Records from a dataset:
⁂

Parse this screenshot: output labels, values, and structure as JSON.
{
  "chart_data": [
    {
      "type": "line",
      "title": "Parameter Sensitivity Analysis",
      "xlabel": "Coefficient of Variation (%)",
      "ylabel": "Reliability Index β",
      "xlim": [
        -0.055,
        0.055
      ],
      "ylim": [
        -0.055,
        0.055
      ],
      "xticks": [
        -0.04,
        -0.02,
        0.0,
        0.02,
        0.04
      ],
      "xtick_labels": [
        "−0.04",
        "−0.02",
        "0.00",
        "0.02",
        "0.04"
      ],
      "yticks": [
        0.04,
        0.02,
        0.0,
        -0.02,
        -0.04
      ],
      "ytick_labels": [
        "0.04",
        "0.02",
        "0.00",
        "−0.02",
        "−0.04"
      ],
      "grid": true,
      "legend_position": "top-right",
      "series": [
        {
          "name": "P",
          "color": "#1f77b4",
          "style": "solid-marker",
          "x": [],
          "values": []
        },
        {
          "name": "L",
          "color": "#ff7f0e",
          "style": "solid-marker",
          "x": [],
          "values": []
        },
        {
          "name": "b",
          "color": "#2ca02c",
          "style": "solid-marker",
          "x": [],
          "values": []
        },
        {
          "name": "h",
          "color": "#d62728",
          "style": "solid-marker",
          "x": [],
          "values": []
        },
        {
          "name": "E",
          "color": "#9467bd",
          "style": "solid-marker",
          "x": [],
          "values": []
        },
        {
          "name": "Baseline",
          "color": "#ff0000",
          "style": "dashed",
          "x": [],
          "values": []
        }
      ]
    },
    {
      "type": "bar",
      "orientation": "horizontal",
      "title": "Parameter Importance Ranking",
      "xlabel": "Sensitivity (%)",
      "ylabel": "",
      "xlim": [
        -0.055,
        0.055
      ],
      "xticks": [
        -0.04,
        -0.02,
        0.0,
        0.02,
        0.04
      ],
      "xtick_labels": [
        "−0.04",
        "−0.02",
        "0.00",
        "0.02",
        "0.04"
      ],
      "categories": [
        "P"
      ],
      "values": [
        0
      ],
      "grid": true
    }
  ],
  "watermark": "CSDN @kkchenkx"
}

⁂

_WRITTEN INSTRUCTION_
All of the entries above must be quoted exactly.

_RESULT OF THE EXERCISE_
Parse this screenshot: output labels, values, and structure as JSON.
{
  "chart_data": [
    {
      "type": "line",
      "title": "Parameter Sensitivity Analysis",
      "xlabel": "Coefficient of Variation (%)",
      "ylabel": "Reliability Index β",
      "xlim": [
        -0.055,
        0.055
      ],
      "ylim": [
        -0.055,
        0.055
      ],
      "xticks": [
        -0.04,
        -0.02,
        0.0,
        0.02,
        0.04
      ],
      "xtick_labels": [
        "−0.04",
        "−0.02",
        "0.00",
        "0.02",
        "0.04"
      ],
      "yticks": [
        0.04,
        0.02,
        0.0,
        -0.02,
        -0.04
      ],
      "ytick_labels": [
        "0.04",
        "0.02",
        "0.00",
        "−0.02",
        "−0.04"
      ],
      "grid": true,
      "legend_position": "top-right",
      "series": [
        {
          "name": "P",
          "color": "#1f77b4",
          "style": "solid-marker",
          "x": [],
          "values": []
        },
        {
          "name": "L",
          "color": "#ff7f0e",
          "style": "solid-marker",
          "x": [],
          "values": []
        },
        {
          "name": "b",
          "color": "#2ca02c",
          "style": "solid-marker",
          "x": [],
          "values": []
        },
        {
          "name": "h",
          "color": "#d62728",
          "style": "solid-marker",
          "x": [],
          "values": []
        },
        {
          "name": "E",
          "color": "#9467bd",
          "style": "solid-marker",
          "x": [],
          "values": []
        },
        {
          "name": "Baseline",
          "color": "#ff0000",
          "style": "dashed",
          "x": [],
          "values": []
        }
      ]
    },
    {
      "type": "bar",
      "orientation": "horizontal",
      "title": "Parameter Importance Ranking",
      "xlabel": "Sensitivity (%)",
      "ylabel": "",
      "xlim": [
        -0.055,
        0.055
      ],
      "xticks": [
        -0.04,
        -0.02,
        0.0,
        0.02,
        0.04
      ],
      "xtick_labels": [
        "−0.04",
        "−0.02",
        "0.00",
        "0.02",
        "0.04"
      ],
      "categories": [
        "P"
      ],
      "values": [
        0
      ],
      "grid": true
    }
  ],
  "watermark": "CSDN @kkchenkx"
}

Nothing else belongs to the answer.